Scan the material for the word "Stroke", and copy each line where it shows up.
-- START RECORDS SHOWN --
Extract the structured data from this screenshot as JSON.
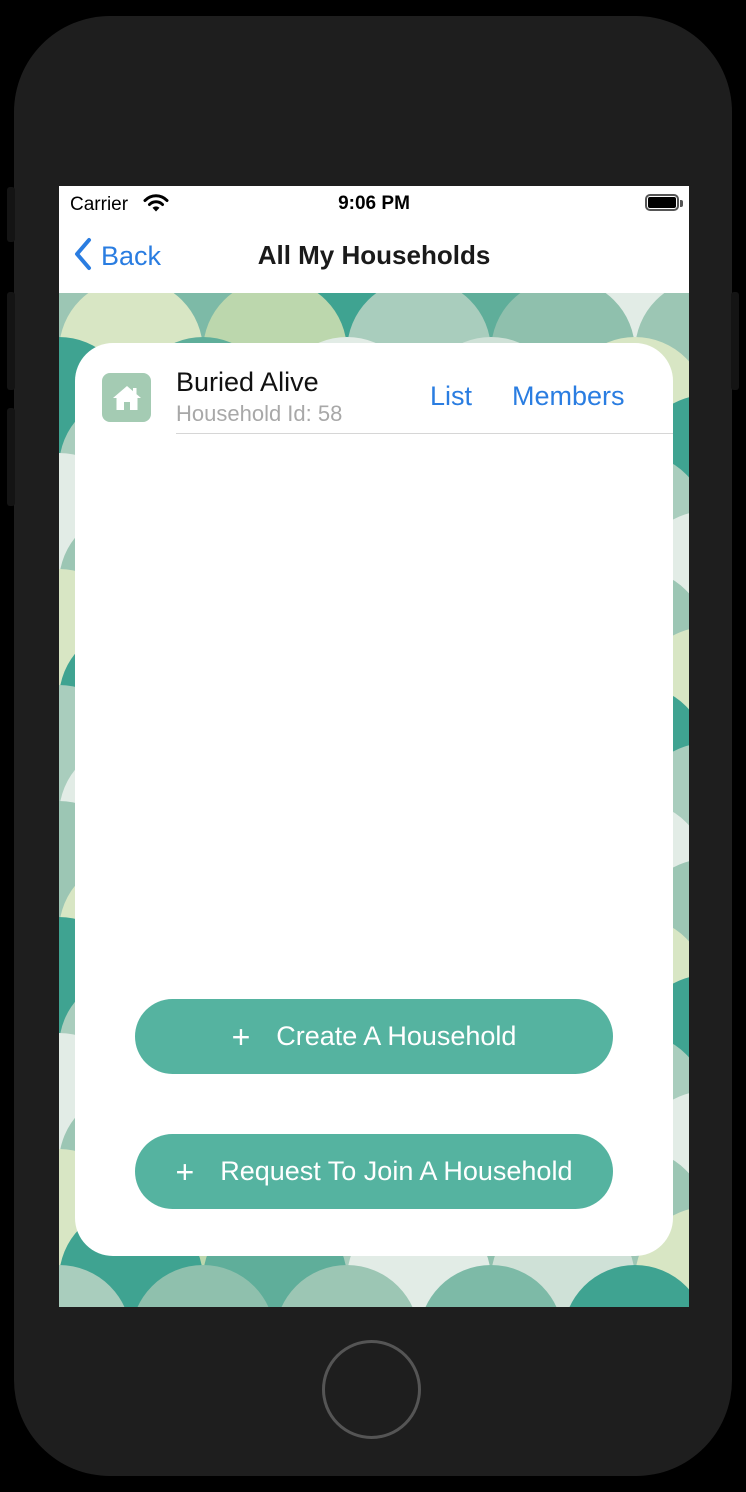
{
  "statusbar": {
    "carrier": "Carrier",
    "time": "9:06 PM"
  },
  "navbar": {
    "back_label": "Back",
    "title": "All My Households"
  },
  "households": [
    {
      "name": "Buried Alive",
      "id_text": "Household Id: 58",
      "list_label": "List",
      "members_label": "Members"
    }
  ],
  "actions": {
    "create_label": "Create A Household",
    "join_label": "Request To Join A Household",
    "plus_glyph": "+"
  },
  "colors": {
    "accent_blue": "#2a7de1",
    "button_teal": "#55b3a0",
    "house_icon_bg": "#a4cbb3"
  },
  "icons": [
    "wifi-icon",
    "battery-icon",
    "chevron-left-icon",
    "house-icon",
    "plus-icon"
  ]
}
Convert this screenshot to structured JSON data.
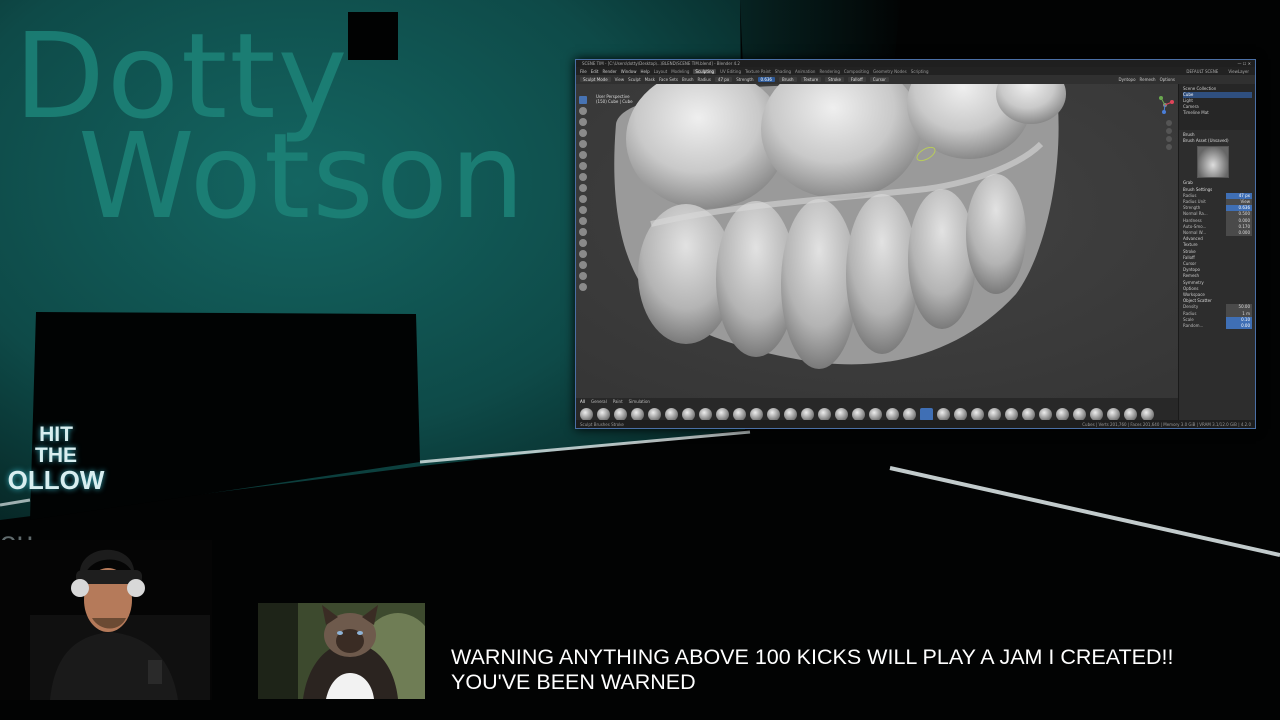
{
  "brand": {
    "line1": "Dotty",
    "line2": "Wotson"
  },
  "follow_sign": {
    "line1": "HIT",
    "line2": "THE",
    "line3": "OLLOW",
    "partial": "ou"
  },
  "blender": {
    "title": "SCENE TIM - [C:\\Users\\dotty\\Desktop\\...\\BLEND\\SCENE TIM.blend] - Blender 4.2",
    "window_controls": "— ☐ ✕",
    "menu": [
      "File",
      "Edit",
      "Render",
      "Window",
      "Help"
    ],
    "workspaces": [
      "Layout",
      "Modeling",
      "Sculpting",
      "UV Editing",
      "Texture Paint",
      "Shading",
      "Animation",
      "Rendering",
      "Compositing",
      "Geometry Nodes",
      "Scripting"
    ],
    "active_workspace": "Sculpting",
    "scene_label": "DEFAULT SCENE",
    "view_layer": "ViewLayer",
    "toolbar": {
      "mode": "Sculpt Mode",
      "view": "View",
      "sculpt": "Sculpt",
      "mask": "Mask",
      "face_sets": "Face Sets",
      "brush": "Brush",
      "radius_label": "Radius",
      "radius": "47 px",
      "strength_label": "Strength",
      "strength": "0.636",
      "brush_menu": "Brush",
      "texture": "Texture",
      "stroke": "Stroke",
      "falloff": "Falloff",
      "cursor": "Cursor",
      "dyntopo": "Dyntopo",
      "remesh": "Remesh",
      "options": "Options"
    },
    "viewport_label": {
      "line1": "User Perspective",
      "line2": "(150) Cube | Cube"
    },
    "outliner_rows": [
      "Scene Collection",
      "Cube",
      "Light",
      "Camera",
      "Timeline Mat"
    ],
    "properties": {
      "brush_header": "Brush",
      "brush_asset": "Brush Asset (Unsaved)",
      "brush_name": "Grab",
      "settings_header": "Brush Settings",
      "rows": [
        {
          "label": "Radius",
          "value": "47 px",
          "highlight": true
        },
        {
          "label": "Radius Unit",
          "value": "View",
          "highlight": false
        },
        {
          "label": "Strength",
          "value": "0.636",
          "highlight": true
        },
        {
          "label": "Normal Ra...",
          "value": "0.500",
          "highlight": false
        },
        {
          "label": "Hardness",
          "value": "0.000",
          "highlight": false
        },
        {
          "label": "Auto-Smo...",
          "value": "0.170",
          "highlight": false
        },
        {
          "label": "Normal W...",
          "value": "0.000",
          "highlight": false
        }
      ],
      "sections": [
        "Advanced",
        "Texture",
        "Stroke",
        "Falloff",
        "Cursor",
        "Dyntopo",
        "Remesh",
        "Symmetry",
        "Options",
        "Workspace",
        "Object Scatter"
      ],
      "scatter_rows": [
        {
          "label": "Density",
          "value": "50.00"
        },
        {
          "label": "Radius",
          "value": "1 m"
        },
        {
          "label": "Scale",
          "value": "0.10"
        },
        {
          "label": "Random...",
          "value": "0.00"
        }
      ]
    },
    "shelf_tabs": [
      "All",
      "General",
      "Paint",
      "Simulation"
    ],
    "status_left": "Sculpt   Brushes   Stroke",
    "status_right": "Cubes | Verts 201,760 | Faces 201,640 | Memory 3.0 GiB | VRAM 3.1/12.0 GiB | 4.2.0"
  },
  "warning": {
    "line1": "WARNING ANYTHING ABOVE 100 KICKS WILL PLAY A JAM I CREATED!!",
    "line2": "YOU'VE BEEN WARNED"
  },
  "colors": {
    "teal_text": "#1d8479",
    "teal_wall": "#0f4c4a",
    "blender_bg": "#3a3a3a",
    "selection_blue": "#3f6fb5",
    "overlay_text": "#ffffff"
  }
}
-- END RECORDS SHOWN --
EXERCISE SOLUTION:
      "stroke": "Stroke",
        "Stroke",
    "status_left": "Sculpt   Brushes   Stroke",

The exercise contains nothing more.